Without the pictures, reproduce the records that follow exactly.

>>>

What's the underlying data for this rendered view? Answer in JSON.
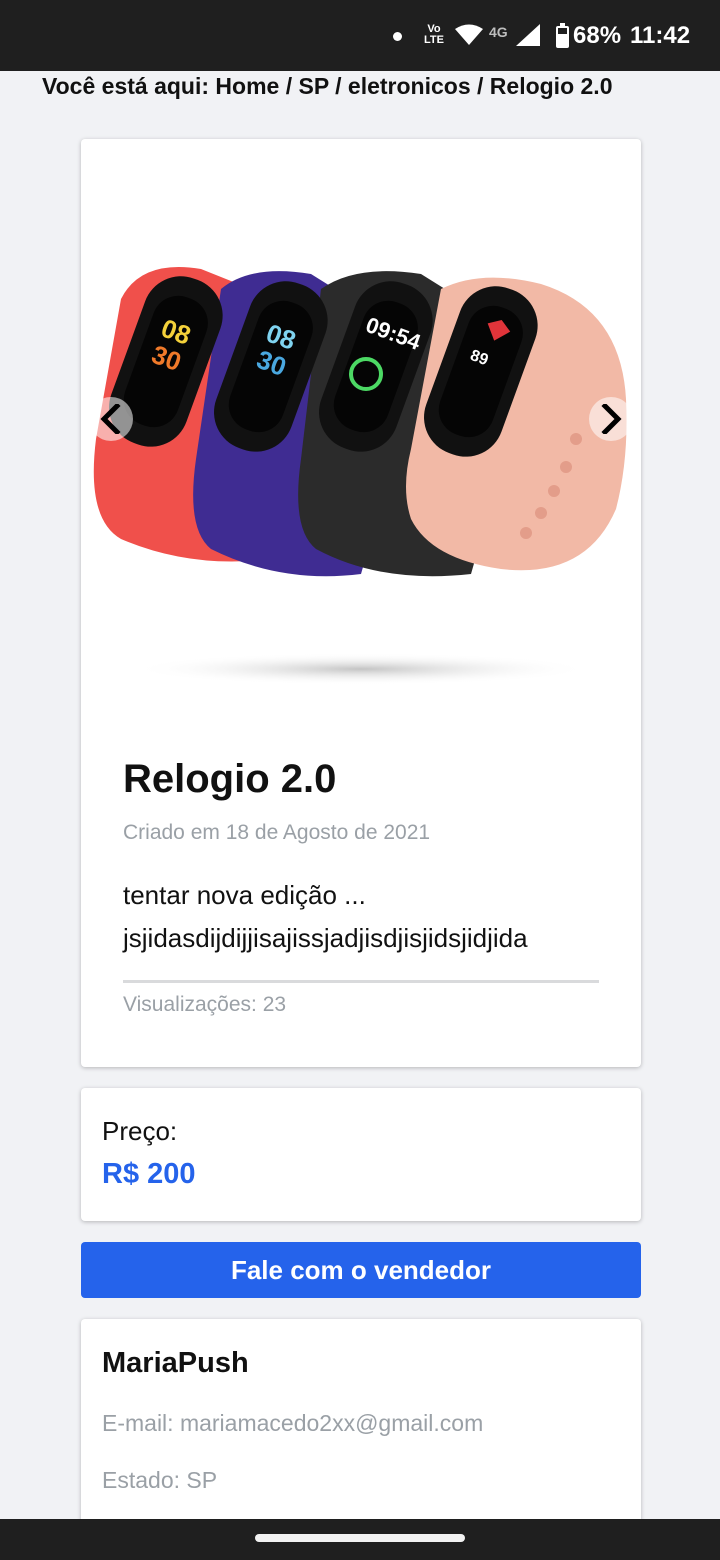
{
  "status_bar": {
    "volte": "Vo LTE",
    "network": "4G",
    "battery": "68%",
    "time": "11:42"
  },
  "breadcrumb": "Você está aqui: Home / SP / eletronicos / Relogio 2.0",
  "product": {
    "title": "Relogio 2.0",
    "created": "Criado em 18 de Agosto de 2021",
    "description": "tentar nova edição ... jsjidasdijdijjisajissjadjisdjisjidsjidjida",
    "views": "Visualizações: 23",
    "watch_screens": [
      "08 30",
      "08 30",
      "09:54",
      "89"
    ]
  },
  "price": {
    "label": "Preço:",
    "value": "R$ 200"
  },
  "contact_button": "Fale com o vendedor",
  "seller": {
    "name": "MariaPush",
    "email": "E-mail: mariamacedo2xx@gmail.com",
    "state": "Estado: SP"
  },
  "colors": {
    "accent": "#2563eb",
    "muted_text": "#9aa0a6",
    "background": "#f1f2f5",
    "system_bar": "#1f1f1f",
    "band_red": "#f0504b",
    "band_purple": "#3f2c92",
    "band_black": "#2b2b2b",
    "band_pink": "#f2b9a6"
  },
  "icons": {
    "prev": "chevron-left-icon",
    "next": "chevron-right-icon",
    "wifi": "wifi-icon",
    "signal": "signal-icon",
    "battery": "battery-icon"
  }
}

<<<

■ **Exercise result**:
What's the underlying data for this rendered view? Answer in JSON.
{
  "status_bar": {
    "volte": "Vo LTE",
    "network": "4G",
    "battery": "68%",
    "time": "11:42"
  },
  "breadcrumb": "Você está aqui: Home / SP / eletronicos / Relogio 2.0",
  "product": {
    "title": "Relogio 2.0",
    "created": "Criado em 18 de Agosto de 2021",
    "description": "tentar nova edição ... jsjidasdijdijjisajissjadjisdjisjidsjidjida",
    "views": "Visualizações: 23",
    "watch_screens": [
      "08 30",
      "08 30",
      "09:54",
      "89"
    ]
  },
  "price": {
    "label": "Preço:",
    "value": "R$ 200"
  },
  "contact_button": "Fale com o vendedor",
  "seller": {
    "name": "MariaPush",
    "email": "E-mail: mariamacedo2xx@gmail.com",
    "state": "Estado: SP"
  },
  "colors": {
    "accent": "#2563eb",
    "muted_text": "#9aa0a6",
    "background": "#f1f2f5",
    "system_bar": "#1f1f1f",
    "band_red": "#f0504b",
    "band_purple": "#3f2c92",
    "band_black": "#2b2b2b",
    "band_pink": "#f2b9a6"
  },
  "icons": {
    "prev": "chevron-left-icon",
    "next": "chevron-right-icon",
    "wifi": "wifi-icon",
    "signal": "signal-icon",
    "battery": "battery-icon"
  }
}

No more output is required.